[Collected data entries]
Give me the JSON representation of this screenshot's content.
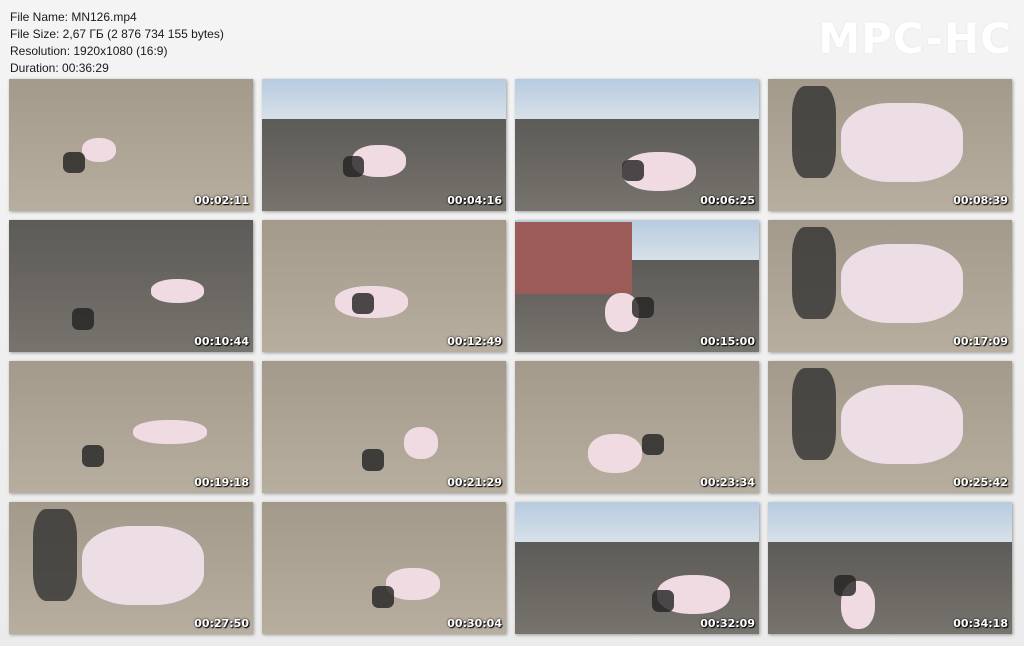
{
  "info": {
    "file_name": "File Name: MN126.mp4",
    "file_size": "File Size: 2,67 ГБ (2 876 734 155 bytes)",
    "resolution": "Resolution: 1920x1080 (16:9)",
    "duration": "Duration: 00:36:29"
  },
  "logo": "MPC-HC",
  "thumbnails": [
    {
      "time": "00:02:11",
      "scene": "sand"
    },
    {
      "time": "00:04:16",
      "scene": "sky-dark"
    },
    {
      "time": "00:06:25",
      "scene": "sky-dark"
    },
    {
      "time": "00:08:39",
      "scene": "close"
    },
    {
      "time": "00:10:44",
      "scene": "dark"
    },
    {
      "time": "00:12:49",
      "scene": "sand"
    },
    {
      "time": "00:15:00",
      "scene": "sky-building"
    },
    {
      "time": "00:17:09",
      "scene": "close"
    },
    {
      "time": "00:19:18",
      "scene": "sand"
    },
    {
      "time": "00:21:29",
      "scene": "sand"
    },
    {
      "time": "00:23:34",
      "scene": "sand"
    },
    {
      "time": "00:25:42",
      "scene": "close"
    },
    {
      "time": "00:27:50",
      "scene": "close"
    },
    {
      "time": "00:30:04",
      "scene": "sand"
    },
    {
      "time": "00:32:09",
      "scene": "sky-dark"
    },
    {
      "time": "00:34:18",
      "scene": "sky-dark"
    }
  ]
}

• [Set task] Exclude the images, then output the data above word for word.

• [Solution for this exercise]
Give me the JSON representation of this screenshot's content.
{
  "info": {
    "file_name": "File Name: MN126.mp4",
    "file_size": "File Size: 2,67 ГБ (2 876 734 155 bytes)",
    "resolution": "Resolution: 1920x1080 (16:9)",
    "duration": "Duration: 00:36:29"
  },
  "logo": "MPC-HC",
  "thumbnails": [
    {
      "time": "00:02:11",
      "scene": "sand"
    },
    {
      "time": "00:04:16",
      "scene": "sky-dark"
    },
    {
      "time": "00:06:25",
      "scene": "sky-dark"
    },
    {
      "time": "00:08:39",
      "scene": "close"
    },
    {
      "time": "00:10:44",
      "scene": "dark"
    },
    {
      "time": "00:12:49",
      "scene": "sand"
    },
    {
      "time": "00:15:00",
      "scene": "sky-building"
    },
    {
      "time": "00:17:09",
      "scene": "close"
    },
    {
      "time": "00:19:18",
      "scene": "sand"
    },
    {
      "time": "00:21:29",
      "scene": "sand"
    },
    {
      "time": "00:23:34",
      "scene": "sand"
    },
    {
      "time": "00:25:42",
      "scene": "close"
    },
    {
      "time": "00:27:50",
      "scene": "close"
    },
    {
      "time": "00:30:04",
      "scene": "sand"
    },
    {
      "time": "00:32:09",
      "scene": "sky-dark"
    },
    {
      "time": "00:34:18",
      "scene": "sky-dark"
    }
  ]
}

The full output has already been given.